Exercise goal
Write out the entries verbatim and leave the images out of the copy.
▬▬▬▬▬▬
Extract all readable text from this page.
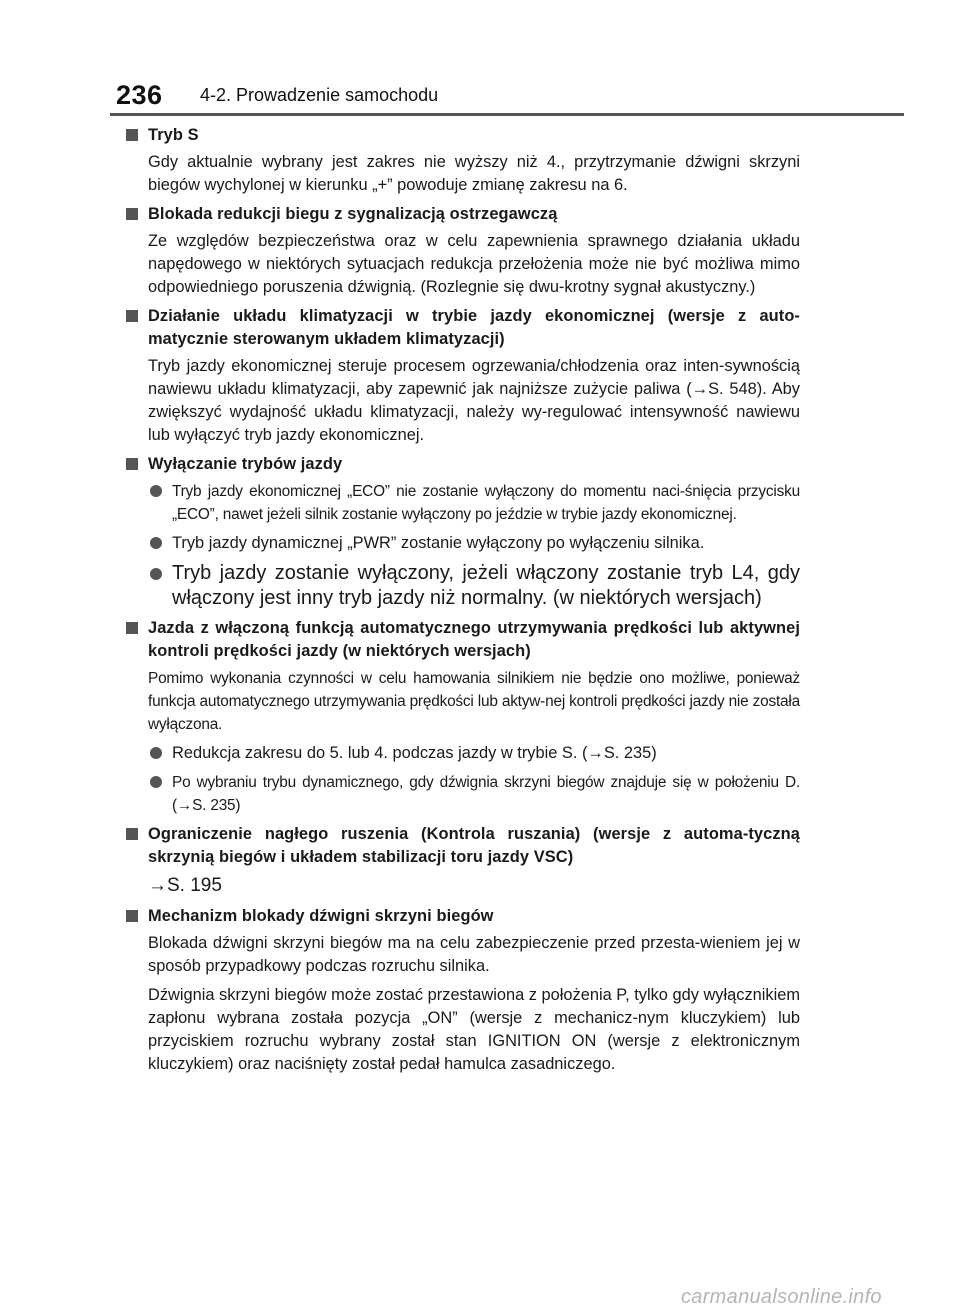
236 4-2. Prowadzenie samochodu
Tryb S
Gdy aktualnie wybrany jest zakres nie wyższy niż 4., przytrzymanie dźwigni skrzyni biegów wychylonej w kierunku „+” powoduje zmianę zakresu na 6.
Blokada redukcji biegu z sygnalizacją ostrzegawczą
Ze względów bezpieczeństwa oraz w celu zapewnienia sprawnego działania układu napędowego w niektórych sytuacjach redukcja przełożenia może nie być możliwa mimo odpowiedniego poruszenia dźwignią. (Rozlegnie się dwu-krotny sygnał akustyczny.)
Działanie układu klimatyzacji w trybie jazdy ekonomicznej (wersje z auto-matycznie sterowanym układem klimatyzacji)
Tryb jazdy ekonomicznej steruje procesem ogrzewania/chłodzenia oraz inten-sywnością nawiewu układu klimatyzacji, aby zapewnić jak najniższe zużycie paliwa (→S. 548). Aby zwiększyć wydajność układu klimatyzacji, należy wy-regulować intensywność nawiewu lub wyłączyć tryb jazdy ekonomicznej.
Wyłączanie trybów jazdy
Tryb jazdy ekonomicznej „ECO” nie zostanie wyłączony do momentu naci-śnięcia przycisku „ECO”, nawet jeżeli silnik zostanie wyłączony po jeździe w trybie jazdy ekonomicznej.
Tryb jazdy dynamicznej „PWR” zostanie wyłączony po wyłączeniu silnika.
Tryb jazdy zostanie wyłączony, jeżeli włączony zostanie tryb L4, gdy włączony jest inny tryb jazdy niż normalny. (w niektórych wersjach)
Jazda z włączoną funkcją automatycznego utrzymywania prędkości lub aktywnej kontroli prędkości jazdy (w niektórych wersjach)
Pomimo wykonania czynności w celu hamowania silnikiem nie będzie ono możliwe, ponieważ funkcja automatycznego utrzymywania prędkości lub aktyw-nej kontroli prędkości jazdy nie została wyłączona.
Redukcja zakresu do 5. lub 4. podczas jazdy w trybie S. (→S. 235)
Po wybraniu trybu dynamicznego, gdy dźwignia skrzyni biegów znajduje się w położeniu D. (→S. 235)
Ograniczenie nagłego ruszenia (Kontrola ruszania) (wersje z automa-tyczną skrzynią biegów i układem stabilizacji toru jazdy VSC)
→S. 195
Mechanizm blokady dźwigni skrzyni biegów
Blokada dźwigni skrzyni biegów ma na celu zabezpieczenie przed przesta-wieniem jej w sposób przypadkowy podczas rozruchu silnika.
Dźwignia skrzyni biegów może zostać przestawiona z położenia P, tylko gdy wyłącznikiem zapłonu wybrana została pozycja „ON” (wersje z mechanicz-nym kluczykiem) lub przyciskiem rozruchu wybrany został stan IGNITION ON (wersje z elektronicznym kluczykiem) oraz naciśnięty został pedał hamulca zasadniczego.
carmanualsonline.info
▬▬▬▬▬▬
Written response
Extract all readable text from this page.
236 4-2. Prowadzenie samochodu
Tryb S
Gdy aktualnie wybrany jest zakres nie wyższy niż 4., przytrzymanie dźwigni skrzyni biegów wychylonej w kierunku „+” powoduje zmianę zakresu na 6.
Blokada redukcji biegu z sygnalizacją ostrzegawczą
Ze względów bezpieczeństwa oraz w celu zapewnienia sprawnego działania układu napędowego w niektórych sytuacjach redukcja przełożenia może nie być możliwa mimo odpowiedniego poruszenia dźwignią. (Rozlegnie się dwu-krotny sygnał akustyczny.)
Działanie układu klimatyzacji w trybie jazdy ekonomicznej (wersje z auto-matycznie sterowanym układem klimatyzacji)
Tryb jazdy ekonomicznej steruje procesem ogrzewania/chłodzenia oraz inten-sywnością nawiewu układu klimatyzacji, aby zapewnić jak najniższe zużycie paliwa (→S. 548). Aby zwiększyć wydajność układu klimatyzacji, należy wy-regulować intensywność nawiewu lub wyłączyć tryb jazdy ekonomicznej.
Wyłączanie trybów jazdy
Tryb jazdy ekonomicznej „ECO” nie zostanie wyłączony do momentu naci-śnięcia przycisku „ECO”, nawet jeżeli silnik zostanie wyłączony po jeździe w trybie jazdy ekonomicznej.
Tryb jazdy dynamicznej „PWR” zostanie wyłączony po wyłączeniu silnika.
Tryb jazdy zostanie wyłączony, jeżeli włączony zostanie tryb L4, gdy włączony jest inny tryb jazdy niż normalny. (w niektórych wersjach)
Jazda z włączoną funkcją automatycznego utrzymywania prędkości lub aktywnej kontroli prędkości jazdy (w niektórych wersjach)
Pomimo wykonania czynności w celu hamowania silnikiem nie będzie ono możliwe, ponieważ funkcja automatycznego utrzymywania prędkości lub aktyw-nej kontroli prędkości jazdy nie została wyłączona.
Redukcja zakresu do 5. lub 4. podczas jazdy w trybie S. (→S. 235)
Po wybraniu trybu dynamicznego, gdy dźwignia skrzyni biegów znajduje się w położeniu D. (→S. 235)
Ograniczenie nagłego ruszenia (Kontrola ruszania) (wersje z automa-tyczną skrzynią biegów i układem stabilizacji toru jazdy VSC)
→S. 195
Mechanizm blokady dźwigni skrzyni biegów
Blokada dźwigni skrzyni biegów ma na celu zabezpieczenie przed przesta-wieniem jej w sposób przypadkowy podczas rozruchu silnika.
Dźwignia skrzyni biegów może zostać przestawiona z położenia P, tylko gdy wyłącznikiem zapłonu wybrana została pozycja „ON” (wersje z mechanicz-nym kluczykiem) lub przyciskiem rozruchu wybrany został stan IGNITION ON (wersje z elektronicznym kluczykiem) oraz naciśnięty został pedał hamulca zasadniczego.
carmanualsonline.info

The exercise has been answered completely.